Gather up every line that includes the string "name".
------ Stored data ------
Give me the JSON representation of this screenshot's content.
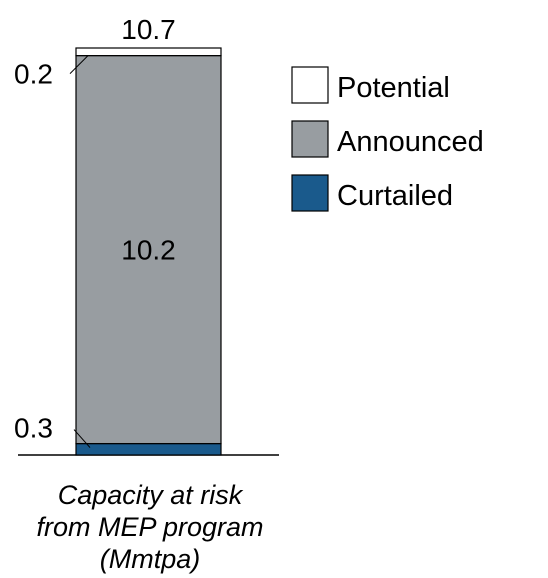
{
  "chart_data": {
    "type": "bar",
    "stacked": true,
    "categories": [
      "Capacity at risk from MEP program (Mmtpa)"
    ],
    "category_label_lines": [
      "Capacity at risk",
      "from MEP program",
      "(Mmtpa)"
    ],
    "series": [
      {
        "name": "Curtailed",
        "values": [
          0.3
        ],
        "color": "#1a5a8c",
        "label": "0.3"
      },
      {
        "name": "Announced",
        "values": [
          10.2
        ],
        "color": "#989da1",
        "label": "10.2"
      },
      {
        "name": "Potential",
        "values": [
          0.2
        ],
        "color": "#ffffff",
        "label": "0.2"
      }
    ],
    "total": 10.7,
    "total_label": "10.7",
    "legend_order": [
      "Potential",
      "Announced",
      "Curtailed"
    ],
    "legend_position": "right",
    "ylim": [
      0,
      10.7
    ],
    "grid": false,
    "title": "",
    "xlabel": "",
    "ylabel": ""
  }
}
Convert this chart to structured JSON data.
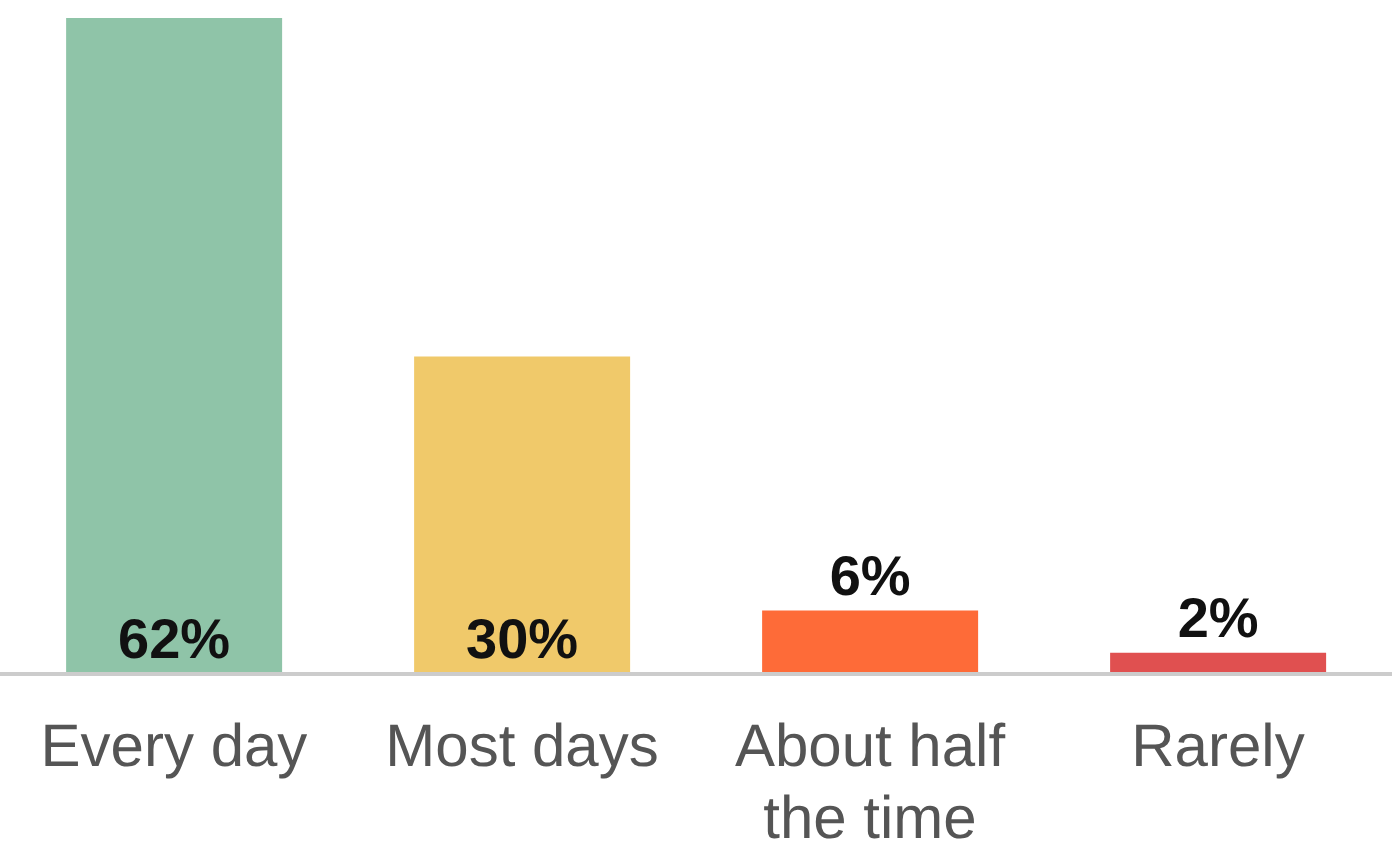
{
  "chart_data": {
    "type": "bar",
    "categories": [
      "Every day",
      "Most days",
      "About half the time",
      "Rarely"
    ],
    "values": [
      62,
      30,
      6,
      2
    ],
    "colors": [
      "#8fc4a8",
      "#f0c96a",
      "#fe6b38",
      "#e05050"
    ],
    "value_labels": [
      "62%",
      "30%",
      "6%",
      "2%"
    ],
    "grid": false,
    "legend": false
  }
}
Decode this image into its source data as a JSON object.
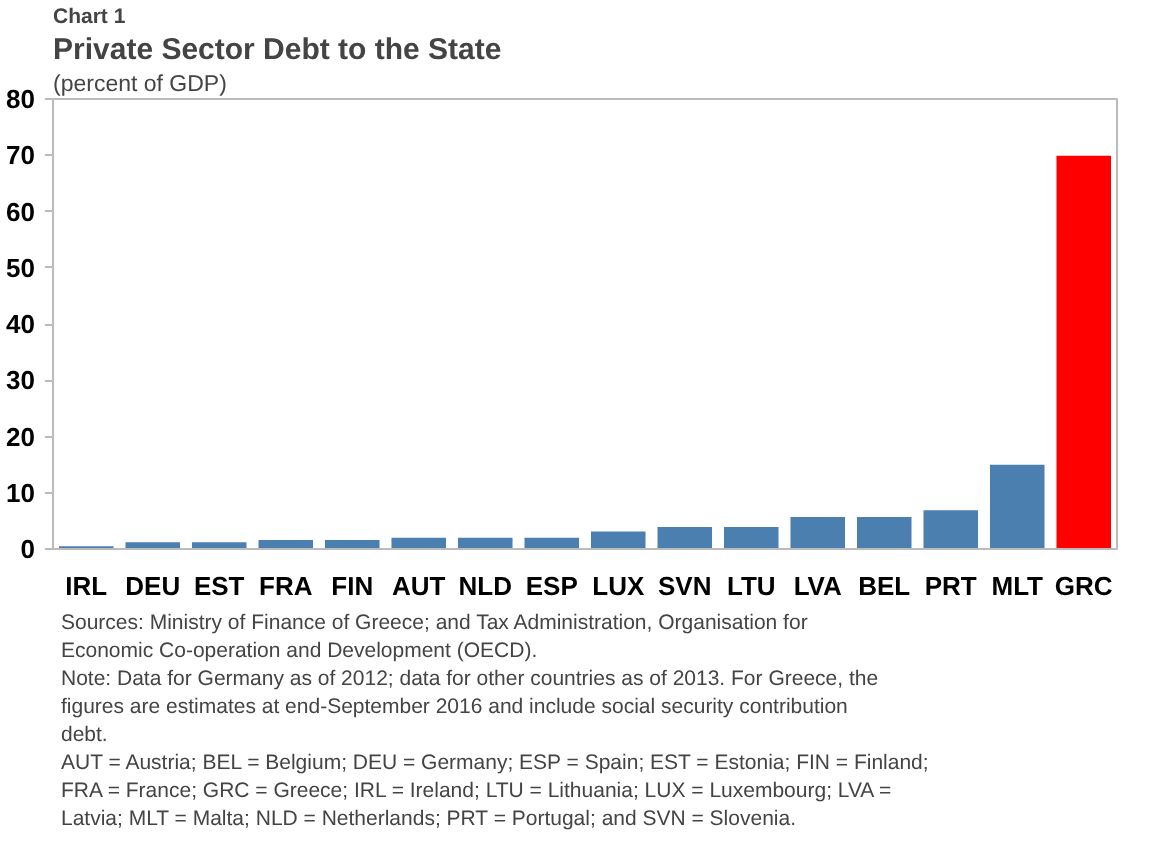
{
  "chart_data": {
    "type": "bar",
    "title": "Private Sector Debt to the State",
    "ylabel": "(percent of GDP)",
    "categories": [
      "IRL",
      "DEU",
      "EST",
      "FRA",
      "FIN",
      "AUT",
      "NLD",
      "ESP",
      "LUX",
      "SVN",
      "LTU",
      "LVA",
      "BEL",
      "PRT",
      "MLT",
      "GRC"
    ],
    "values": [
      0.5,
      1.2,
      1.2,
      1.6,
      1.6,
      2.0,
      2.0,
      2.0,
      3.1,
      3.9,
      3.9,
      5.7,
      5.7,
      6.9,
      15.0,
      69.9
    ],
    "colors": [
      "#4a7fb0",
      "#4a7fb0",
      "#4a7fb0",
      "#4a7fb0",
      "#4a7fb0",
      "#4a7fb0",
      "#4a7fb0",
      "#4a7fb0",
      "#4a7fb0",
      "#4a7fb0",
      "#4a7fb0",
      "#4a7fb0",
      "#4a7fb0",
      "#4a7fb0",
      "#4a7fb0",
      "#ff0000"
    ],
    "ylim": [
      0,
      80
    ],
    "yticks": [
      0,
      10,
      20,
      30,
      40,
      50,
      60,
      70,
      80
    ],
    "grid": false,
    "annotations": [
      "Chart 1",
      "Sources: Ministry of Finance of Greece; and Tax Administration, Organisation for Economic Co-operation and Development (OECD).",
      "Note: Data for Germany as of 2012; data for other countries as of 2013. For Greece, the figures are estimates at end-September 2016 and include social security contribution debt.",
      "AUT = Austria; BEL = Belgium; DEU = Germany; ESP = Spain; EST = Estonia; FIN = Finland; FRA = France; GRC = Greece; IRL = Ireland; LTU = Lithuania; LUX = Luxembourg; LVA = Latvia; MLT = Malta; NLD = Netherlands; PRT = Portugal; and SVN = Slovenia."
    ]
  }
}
------
## Solution
        "name": "Curtailed",
        "name": "Announced",
        "name": "Potential",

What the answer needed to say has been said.